(Instruction) Set the listing down again in full, word for word, with the pictures left out.

____________________

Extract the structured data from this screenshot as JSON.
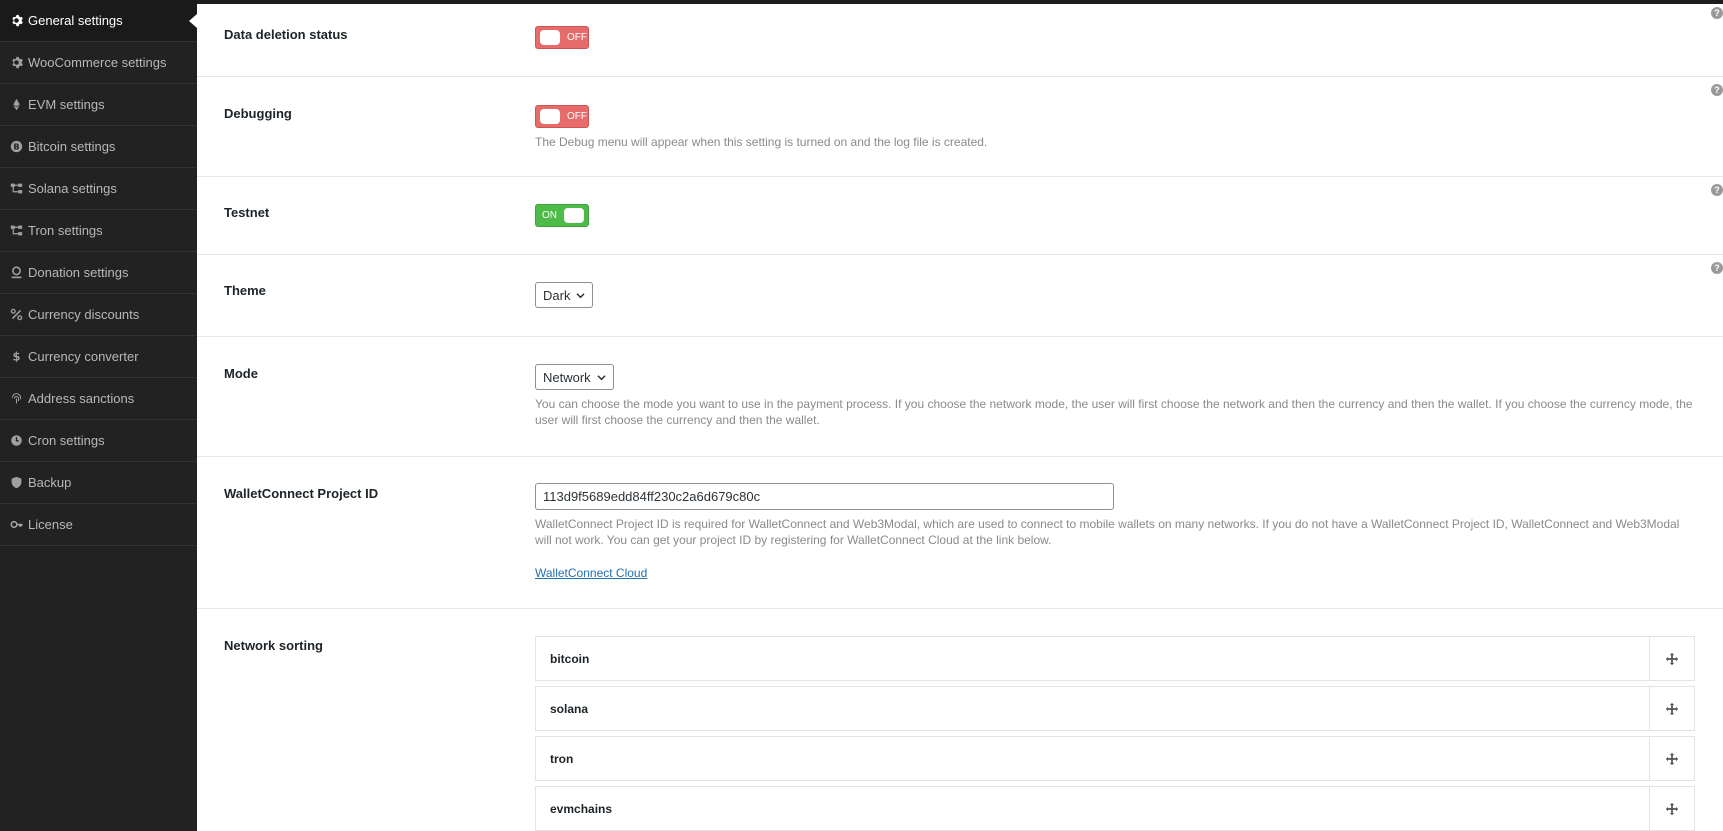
{
  "sidebar": {
    "items": [
      {
        "label": "General settings",
        "icon": "gear-icon",
        "active": true
      },
      {
        "label": "WooCommerce settings",
        "icon": "gear-icon"
      },
      {
        "label": "EVM settings",
        "icon": "ethereum-icon"
      },
      {
        "label": "Bitcoin settings",
        "icon": "bitcoin-icon"
      },
      {
        "label": "Solana settings",
        "icon": "network-icon"
      },
      {
        "label": "Tron settings",
        "icon": "network-icon"
      },
      {
        "label": "Donation settings",
        "icon": "donation-icon"
      },
      {
        "label": "Currency discounts",
        "icon": "percent-icon"
      },
      {
        "label": "Currency converter",
        "icon": "dollar-icon"
      },
      {
        "label": "Address sanctions",
        "icon": "fingerprint-icon"
      },
      {
        "label": "Cron settings",
        "icon": "clock-icon"
      },
      {
        "label": "Backup",
        "icon": "shield-icon"
      },
      {
        "label": "License",
        "icon": "key-icon"
      }
    ]
  },
  "settings": {
    "data_deletion": {
      "label": "Data deletion status",
      "state": "OFF"
    },
    "debugging": {
      "label": "Debugging",
      "state": "OFF",
      "description": "The Debug menu will appear when this setting is turned on and the log file is created."
    },
    "testnet": {
      "label": "Testnet",
      "state": "ON"
    },
    "theme": {
      "label": "Theme",
      "value": "Dark"
    },
    "mode": {
      "label": "Mode",
      "value": "Network",
      "description": "You can choose the mode you want to use in the payment process. If you choose the network mode, the user will first choose the network and then the currency and then the wallet. If you choose the currency mode, the user will first choose the currency and then the wallet."
    },
    "walletconnect": {
      "label": "WalletConnect Project ID",
      "value": "113d9f5689edd84ff230c2a6d679c80c",
      "description": "WalletConnect Project ID is required for WalletConnect and Web3Modal, which are used to connect to mobile wallets on many networks. If you do not have a WalletConnect Project ID, WalletConnect and Web3Modal will not work. You can get your project ID by registering for WalletConnect Cloud at the link below.",
      "link": "WalletConnect Cloud"
    },
    "network_sorting": {
      "label": "Network sorting",
      "items": [
        "bitcoin",
        "solana",
        "tron",
        "evmchains"
      ]
    }
  },
  "help_glyph": "?",
  "colors": {
    "toggle_off": "#e66b6b",
    "toggle_on": "#4cbb47",
    "sidebar_bg": "#222222",
    "link": "#2271b1"
  }
}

____________________

(The result)
Extract the structured data from this screenshot as JSON.
{
  "sidebar": {
    "items": [
      {
        "label": "General settings",
        "icon": "gear-icon",
        "active": true
      },
      {
        "label": "WooCommerce settings",
        "icon": "gear-icon"
      },
      {
        "label": "EVM settings",
        "icon": "ethereum-icon"
      },
      {
        "label": "Bitcoin settings",
        "icon": "bitcoin-icon"
      },
      {
        "label": "Solana settings",
        "icon": "network-icon"
      },
      {
        "label": "Tron settings",
        "icon": "network-icon"
      },
      {
        "label": "Donation settings",
        "icon": "donation-icon"
      },
      {
        "label": "Currency discounts",
        "icon": "percent-icon"
      },
      {
        "label": "Currency converter",
        "icon": "dollar-icon"
      },
      {
        "label": "Address sanctions",
        "icon": "fingerprint-icon"
      },
      {
        "label": "Cron settings",
        "icon": "clock-icon"
      },
      {
        "label": "Backup",
        "icon": "shield-icon"
      },
      {
        "label": "License",
        "icon": "key-icon"
      }
    ]
  },
  "settings": {
    "data_deletion": {
      "label": "Data deletion status",
      "state": "OFF"
    },
    "debugging": {
      "label": "Debugging",
      "state": "OFF",
      "description": "The Debug menu will appear when this setting is turned on and the log file is created."
    },
    "testnet": {
      "label": "Testnet",
      "state": "ON"
    },
    "theme": {
      "label": "Theme",
      "value": "Dark"
    },
    "mode": {
      "label": "Mode",
      "value": "Network",
      "description": "You can choose the mode you want to use in the payment process. If you choose the network mode, the user will first choose the network and then the currency and then the wallet. If you choose the currency mode, the user will first choose the currency and then the wallet."
    },
    "walletconnect": {
      "label": "WalletConnect Project ID",
      "value": "113d9f5689edd84ff230c2a6d679c80c",
      "description": "WalletConnect Project ID is required for WalletConnect and Web3Modal, which are used to connect to mobile wallets on many networks. If you do not have a WalletConnect Project ID, WalletConnect and Web3Modal will not work. You can get your project ID by registering for WalletConnect Cloud at the link below.",
      "link": "WalletConnect Cloud"
    },
    "network_sorting": {
      "label": "Network sorting",
      "items": [
        "bitcoin",
        "solana",
        "tron",
        "evmchains"
      ]
    }
  },
  "help_glyph": "?",
  "colors": {
    "toggle_off": "#e66b6b",
    "toggle_on": "#4cbb47",
    "sidebar_bg": "#222222",
    "link": "#2271b1"
  }
}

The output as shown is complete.